→ **PROBLEM STATEMENT**
The entries below need to be written out exactly, with no pictures included.

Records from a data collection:
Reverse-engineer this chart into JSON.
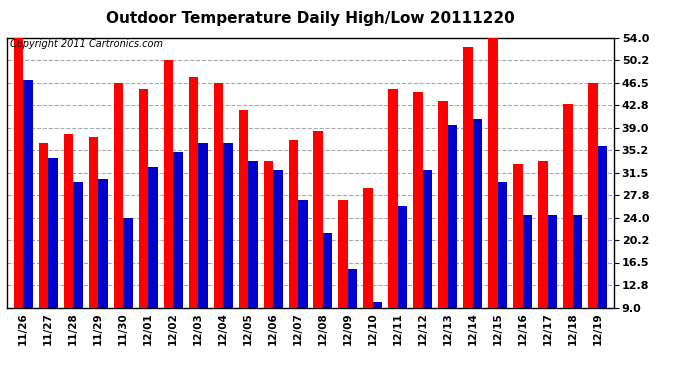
{
  "title": "Outdoor Temperature Daily High/Low 20111220",
  "copyright": "Copyright 2011 Cartronics.com",
  "dates": [
    "11/26",
    "11/27",
    "11/28",
    "11/29",
    "11/30",
    "12/01",
    "12/02",
    "12/03",
    "12/04",
    "12/05",
    "12/06",
    "12/07",
    "12/08",
    "12/09",
    "12/10",
    "12/11",
    "12/12",
    "12/13",
    "12/14",
    "12/15",
    "12/16",
    "12/17",
    "12/18",
    "12/19"
  ],
  "highs": [
    54.0,
    36.5,
    38.0,
    37.5,
    46.5,
    45.5,
    50.2,
    47.5,
    46.5,
    42.0,
    33.5,
    37.0,
    38.5,
    27.0,
    29.0,
    45.5,
    45.0,
    43.5,
    52.5,
    54.0,
    33.0,
    33.5,
    43.0,
    46.5
  ],
  "lows": [
    47.0,
    34.0,
    30.0,
    30.5,
    24.0,
    32.5,
    35.0,
    36.5,
    36.5,
    33.5,
    32.0,
    27.0,
    21.5,
    15.5,
    10.0,
    26.0,
    32.0,
    39.5,
    40.5,
    30.0,
    24.5,
    24.5,
    24.5,
    36.0
  ],
  "high_color": "#ff0000",
  "low_color": "#0000cc",
  "bg_color": "#ffffff",
  "grid_color": "#aaaaaa",
  "bar_width": 0.38,
  "ylim": [
    9.0,
    54.0
  ],
  "yticks": [
    9.0,
    12.8,
    16.5,
    20.2,
    24.0,
    27.8,
    31.5,
    35.2,
    39.0,
    42.8,
    46.5,
    50.2,
    54.0
  ],
  "title_fontsize": 11,
  "copyright_fontsize": 7
}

→ **EXERCISE RESULT**
Reverse-engineer this chart into JSON.
{
  "title": "Outdoor Temperature Daily High/Low 20111220",
  "copyright": "Copyright 2011 Cartronics.com",
  "dates": [
    "11/26",
    "11/27",
    "11/28",
    "11/29",
    "11/30",
    "12/01",
    "12/02",
    "12/03",
    "12/04",
    "12/05",
    "12/06",
    "12/07",
    "12/08",
    "12/09",
    "12/10",
    "12/11",
    "12/12",
    "12/13",
    "12/14",
    "12/15",
    "12/16",
    "12/17",
    "12/18",
    "12/19"
  ],
  "highs": [
    54.0,
    36.5,
    38.0,
    37.5,
    46.5,
    45.5,
    50.2,
    47.5,
    46.5,
    42.0,
    33.5,
    37.0,
    38.5,
    27.0,
    29.0,
    45.5,
    45.0,
    43.5,
    52.5,
    54.0,
    33.0,
    33.5,
    43.0,
    46.5
  ],
  "lows": [
    47.0,
    34.0,
    30.0,
    30.5,
    24.0,
    32.5,
    35.0,
    36.5,
    36.5,
    33.5,
    32.0,
    27.0,
    21.5,
    15.5,
    10.0,
    26.0,
    32.0,
    39.5,
    40.5,
    30.0,
    24.5,
    24.5,
    24.5,
    36.0
  ],
  "high_color": "#ff0000",
  "low_color": "#0000cc",
  "bg_color": "#ffffff",
  "grid_color": "#aaaaaa",
  "bar_width": 0.38,
  "ylim": [
    9.0,
    54.0
  ],
  "yticks": [
    9.0,
    12.8,
    16.5,
    20.2,
    24.0,
    27.8,
    31.5,
    35.2,
    39.0,
    42.8,
    46.5,
    50.2,
    54.0
  ],
  "title_fontsize": 11,
  "copyright_fontsize": 7
}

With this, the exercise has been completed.